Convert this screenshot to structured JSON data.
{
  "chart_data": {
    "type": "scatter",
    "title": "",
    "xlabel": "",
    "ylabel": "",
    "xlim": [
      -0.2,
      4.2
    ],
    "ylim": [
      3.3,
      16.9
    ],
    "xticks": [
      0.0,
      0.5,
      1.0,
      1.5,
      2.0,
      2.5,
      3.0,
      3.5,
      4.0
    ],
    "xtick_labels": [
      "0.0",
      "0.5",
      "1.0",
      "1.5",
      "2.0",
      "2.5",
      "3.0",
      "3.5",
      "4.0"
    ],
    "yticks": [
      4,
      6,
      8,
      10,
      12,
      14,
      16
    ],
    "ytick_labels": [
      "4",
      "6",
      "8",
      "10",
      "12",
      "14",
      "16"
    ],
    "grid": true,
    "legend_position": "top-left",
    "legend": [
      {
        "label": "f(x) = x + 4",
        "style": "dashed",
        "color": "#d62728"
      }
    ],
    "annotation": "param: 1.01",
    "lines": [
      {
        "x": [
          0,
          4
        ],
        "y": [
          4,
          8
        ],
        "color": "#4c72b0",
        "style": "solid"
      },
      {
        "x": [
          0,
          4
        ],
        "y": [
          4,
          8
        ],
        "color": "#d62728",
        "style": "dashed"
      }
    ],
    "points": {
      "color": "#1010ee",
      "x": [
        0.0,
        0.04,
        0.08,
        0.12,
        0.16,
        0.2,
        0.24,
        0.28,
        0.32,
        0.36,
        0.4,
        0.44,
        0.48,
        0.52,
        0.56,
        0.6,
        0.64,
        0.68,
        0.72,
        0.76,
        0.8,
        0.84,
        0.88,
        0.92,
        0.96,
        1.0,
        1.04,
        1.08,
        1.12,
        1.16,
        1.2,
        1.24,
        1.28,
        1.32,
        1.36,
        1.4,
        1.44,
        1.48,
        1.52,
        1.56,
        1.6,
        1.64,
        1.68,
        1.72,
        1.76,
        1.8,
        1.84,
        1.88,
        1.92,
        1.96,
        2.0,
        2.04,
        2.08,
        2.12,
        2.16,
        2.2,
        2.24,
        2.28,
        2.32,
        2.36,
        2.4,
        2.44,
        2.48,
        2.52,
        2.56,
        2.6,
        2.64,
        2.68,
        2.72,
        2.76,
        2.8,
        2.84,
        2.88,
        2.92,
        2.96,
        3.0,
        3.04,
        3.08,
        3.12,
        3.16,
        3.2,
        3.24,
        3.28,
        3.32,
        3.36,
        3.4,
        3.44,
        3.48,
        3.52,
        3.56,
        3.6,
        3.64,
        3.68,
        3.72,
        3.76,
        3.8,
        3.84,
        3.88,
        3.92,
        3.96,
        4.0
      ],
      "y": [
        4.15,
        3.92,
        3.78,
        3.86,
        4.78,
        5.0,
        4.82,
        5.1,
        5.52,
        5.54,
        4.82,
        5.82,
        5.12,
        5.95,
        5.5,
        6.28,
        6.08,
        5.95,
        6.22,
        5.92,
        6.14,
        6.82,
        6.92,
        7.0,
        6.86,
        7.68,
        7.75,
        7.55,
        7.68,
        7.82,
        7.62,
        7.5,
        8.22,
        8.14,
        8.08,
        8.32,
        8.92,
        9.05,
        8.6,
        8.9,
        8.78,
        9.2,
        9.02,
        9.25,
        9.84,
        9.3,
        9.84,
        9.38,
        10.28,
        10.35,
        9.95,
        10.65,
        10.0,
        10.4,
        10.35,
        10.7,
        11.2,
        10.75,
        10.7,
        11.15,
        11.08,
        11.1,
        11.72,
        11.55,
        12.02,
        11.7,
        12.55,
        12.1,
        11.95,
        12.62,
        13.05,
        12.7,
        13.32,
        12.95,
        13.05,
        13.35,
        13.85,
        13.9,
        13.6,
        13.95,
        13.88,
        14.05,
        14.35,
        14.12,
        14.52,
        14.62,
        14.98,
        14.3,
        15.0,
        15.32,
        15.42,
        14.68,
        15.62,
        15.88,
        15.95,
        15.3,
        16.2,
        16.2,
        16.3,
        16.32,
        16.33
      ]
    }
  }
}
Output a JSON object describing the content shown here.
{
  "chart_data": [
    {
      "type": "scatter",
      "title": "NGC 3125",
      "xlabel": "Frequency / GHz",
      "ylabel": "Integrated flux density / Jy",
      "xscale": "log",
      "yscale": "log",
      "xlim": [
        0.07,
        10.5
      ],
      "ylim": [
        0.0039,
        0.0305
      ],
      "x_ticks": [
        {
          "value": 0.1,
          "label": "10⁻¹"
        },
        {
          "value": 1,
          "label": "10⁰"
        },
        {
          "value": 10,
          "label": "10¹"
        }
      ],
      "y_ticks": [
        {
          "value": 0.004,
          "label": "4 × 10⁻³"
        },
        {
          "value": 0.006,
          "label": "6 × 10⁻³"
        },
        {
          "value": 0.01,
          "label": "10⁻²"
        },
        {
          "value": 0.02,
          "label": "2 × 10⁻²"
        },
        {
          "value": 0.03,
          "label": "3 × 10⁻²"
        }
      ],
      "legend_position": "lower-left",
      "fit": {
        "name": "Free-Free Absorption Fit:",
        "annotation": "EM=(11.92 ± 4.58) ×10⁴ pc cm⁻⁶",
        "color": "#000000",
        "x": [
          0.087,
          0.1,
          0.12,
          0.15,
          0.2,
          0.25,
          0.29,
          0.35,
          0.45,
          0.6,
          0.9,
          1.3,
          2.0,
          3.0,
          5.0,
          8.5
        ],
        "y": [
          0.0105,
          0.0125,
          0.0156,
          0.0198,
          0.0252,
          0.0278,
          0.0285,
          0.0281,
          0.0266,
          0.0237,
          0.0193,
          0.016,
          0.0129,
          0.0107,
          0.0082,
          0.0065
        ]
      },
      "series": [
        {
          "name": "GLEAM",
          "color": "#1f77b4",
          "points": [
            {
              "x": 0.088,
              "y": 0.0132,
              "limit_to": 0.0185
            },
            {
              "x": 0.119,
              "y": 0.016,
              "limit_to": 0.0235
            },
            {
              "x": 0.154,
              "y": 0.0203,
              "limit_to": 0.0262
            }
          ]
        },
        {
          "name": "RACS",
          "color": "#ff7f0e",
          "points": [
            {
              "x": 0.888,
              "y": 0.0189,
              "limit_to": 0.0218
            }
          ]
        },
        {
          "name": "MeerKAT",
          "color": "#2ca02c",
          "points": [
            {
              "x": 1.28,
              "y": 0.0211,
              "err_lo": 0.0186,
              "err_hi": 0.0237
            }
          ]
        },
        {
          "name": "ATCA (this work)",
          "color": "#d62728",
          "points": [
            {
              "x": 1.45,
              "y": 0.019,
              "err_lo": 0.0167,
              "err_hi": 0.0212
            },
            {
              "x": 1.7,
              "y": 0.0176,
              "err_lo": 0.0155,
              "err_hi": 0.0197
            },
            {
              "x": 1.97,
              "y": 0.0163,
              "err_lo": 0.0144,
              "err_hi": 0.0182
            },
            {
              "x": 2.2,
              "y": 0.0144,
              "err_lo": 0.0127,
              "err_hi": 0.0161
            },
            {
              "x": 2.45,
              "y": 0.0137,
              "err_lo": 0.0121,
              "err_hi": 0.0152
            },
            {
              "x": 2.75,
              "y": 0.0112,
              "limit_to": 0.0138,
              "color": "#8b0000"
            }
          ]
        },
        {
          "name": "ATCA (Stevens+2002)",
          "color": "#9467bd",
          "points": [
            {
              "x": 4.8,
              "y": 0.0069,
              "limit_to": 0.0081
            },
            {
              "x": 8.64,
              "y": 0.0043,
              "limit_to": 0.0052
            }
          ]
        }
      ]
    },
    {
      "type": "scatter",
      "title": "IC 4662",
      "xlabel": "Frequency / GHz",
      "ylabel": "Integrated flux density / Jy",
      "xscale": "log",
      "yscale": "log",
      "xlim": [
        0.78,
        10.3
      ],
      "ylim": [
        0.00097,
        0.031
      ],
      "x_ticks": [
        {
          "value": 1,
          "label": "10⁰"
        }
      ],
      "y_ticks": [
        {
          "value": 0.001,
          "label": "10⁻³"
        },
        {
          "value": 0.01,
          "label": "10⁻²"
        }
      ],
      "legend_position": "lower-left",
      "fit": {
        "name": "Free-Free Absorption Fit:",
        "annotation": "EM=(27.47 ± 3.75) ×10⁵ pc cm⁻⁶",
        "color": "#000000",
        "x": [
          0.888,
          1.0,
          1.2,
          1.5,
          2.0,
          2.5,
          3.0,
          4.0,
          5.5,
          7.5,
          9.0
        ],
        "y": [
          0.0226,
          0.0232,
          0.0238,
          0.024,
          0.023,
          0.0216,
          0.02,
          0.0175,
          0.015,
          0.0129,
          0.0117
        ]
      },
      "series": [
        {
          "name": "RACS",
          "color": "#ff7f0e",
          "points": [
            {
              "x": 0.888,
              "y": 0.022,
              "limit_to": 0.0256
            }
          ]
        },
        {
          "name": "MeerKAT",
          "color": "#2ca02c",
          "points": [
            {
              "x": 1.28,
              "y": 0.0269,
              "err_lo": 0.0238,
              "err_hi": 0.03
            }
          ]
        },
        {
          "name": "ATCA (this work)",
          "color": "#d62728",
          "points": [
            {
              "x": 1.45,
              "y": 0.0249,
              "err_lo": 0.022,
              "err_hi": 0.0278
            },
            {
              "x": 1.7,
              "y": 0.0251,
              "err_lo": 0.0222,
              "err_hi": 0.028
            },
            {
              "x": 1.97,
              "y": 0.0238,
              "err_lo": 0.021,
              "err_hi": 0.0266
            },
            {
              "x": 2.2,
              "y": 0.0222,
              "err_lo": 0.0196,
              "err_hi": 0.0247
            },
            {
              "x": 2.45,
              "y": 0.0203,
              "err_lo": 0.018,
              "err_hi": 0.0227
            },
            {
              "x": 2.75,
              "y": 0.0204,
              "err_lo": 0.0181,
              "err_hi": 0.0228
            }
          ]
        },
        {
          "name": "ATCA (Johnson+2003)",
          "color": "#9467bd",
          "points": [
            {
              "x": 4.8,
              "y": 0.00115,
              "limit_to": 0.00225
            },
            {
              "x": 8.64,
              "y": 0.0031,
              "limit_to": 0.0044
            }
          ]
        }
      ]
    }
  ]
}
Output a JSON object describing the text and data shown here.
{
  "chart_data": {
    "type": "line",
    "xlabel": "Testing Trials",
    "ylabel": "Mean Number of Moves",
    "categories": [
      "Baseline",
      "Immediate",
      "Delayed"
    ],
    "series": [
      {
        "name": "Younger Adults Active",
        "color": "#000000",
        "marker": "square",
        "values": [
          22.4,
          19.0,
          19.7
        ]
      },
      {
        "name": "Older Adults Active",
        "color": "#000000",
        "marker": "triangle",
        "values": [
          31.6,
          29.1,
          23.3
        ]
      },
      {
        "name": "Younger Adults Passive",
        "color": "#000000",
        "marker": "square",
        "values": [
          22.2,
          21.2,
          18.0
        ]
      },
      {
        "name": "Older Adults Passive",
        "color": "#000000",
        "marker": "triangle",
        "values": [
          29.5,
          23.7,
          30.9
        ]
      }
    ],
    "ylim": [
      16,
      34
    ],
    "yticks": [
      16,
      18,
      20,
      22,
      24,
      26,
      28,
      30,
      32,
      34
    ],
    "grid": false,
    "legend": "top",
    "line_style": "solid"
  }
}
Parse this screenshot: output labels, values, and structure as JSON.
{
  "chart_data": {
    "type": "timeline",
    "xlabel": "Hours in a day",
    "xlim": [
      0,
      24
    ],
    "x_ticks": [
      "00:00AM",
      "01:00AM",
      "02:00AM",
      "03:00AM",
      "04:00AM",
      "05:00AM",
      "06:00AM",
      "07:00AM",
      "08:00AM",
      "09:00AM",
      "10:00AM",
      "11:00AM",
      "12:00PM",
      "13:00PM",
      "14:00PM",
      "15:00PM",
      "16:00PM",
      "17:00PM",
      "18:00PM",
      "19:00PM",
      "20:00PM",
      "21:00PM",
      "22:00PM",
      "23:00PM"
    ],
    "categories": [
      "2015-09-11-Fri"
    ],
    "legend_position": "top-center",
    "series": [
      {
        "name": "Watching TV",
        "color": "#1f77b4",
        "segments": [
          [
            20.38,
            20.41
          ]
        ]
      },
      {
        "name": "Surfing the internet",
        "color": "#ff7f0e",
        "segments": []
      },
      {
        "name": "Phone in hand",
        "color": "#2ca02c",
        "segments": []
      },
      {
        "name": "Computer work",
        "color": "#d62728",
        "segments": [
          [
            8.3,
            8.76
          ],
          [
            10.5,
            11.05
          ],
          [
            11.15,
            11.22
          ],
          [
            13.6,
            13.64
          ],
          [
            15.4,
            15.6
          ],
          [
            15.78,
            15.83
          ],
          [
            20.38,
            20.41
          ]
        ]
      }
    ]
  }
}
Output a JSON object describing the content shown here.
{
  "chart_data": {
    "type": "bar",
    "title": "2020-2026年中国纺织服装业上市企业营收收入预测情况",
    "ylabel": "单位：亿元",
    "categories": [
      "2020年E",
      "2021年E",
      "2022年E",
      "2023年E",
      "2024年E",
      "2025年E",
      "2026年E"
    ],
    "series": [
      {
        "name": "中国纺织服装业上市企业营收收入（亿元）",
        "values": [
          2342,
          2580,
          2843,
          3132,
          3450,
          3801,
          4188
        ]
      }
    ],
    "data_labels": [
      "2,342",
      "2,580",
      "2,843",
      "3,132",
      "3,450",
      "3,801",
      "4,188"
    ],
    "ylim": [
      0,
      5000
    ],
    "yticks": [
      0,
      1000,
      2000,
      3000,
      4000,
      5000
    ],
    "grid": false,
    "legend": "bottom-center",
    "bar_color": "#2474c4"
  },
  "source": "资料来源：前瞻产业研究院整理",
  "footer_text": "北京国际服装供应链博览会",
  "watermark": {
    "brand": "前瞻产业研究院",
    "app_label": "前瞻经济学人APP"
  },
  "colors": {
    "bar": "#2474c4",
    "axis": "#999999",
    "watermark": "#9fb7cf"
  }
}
-- -- --
Find every line that has "title" in it, then return those lines.

## CORRECT RESPONSE
    "title": "",
      "title": "NGC 3125",
      "title": "IC 4662",
    "title": "2020-2026年中国纺织服装业上市企业营收收入预测情况",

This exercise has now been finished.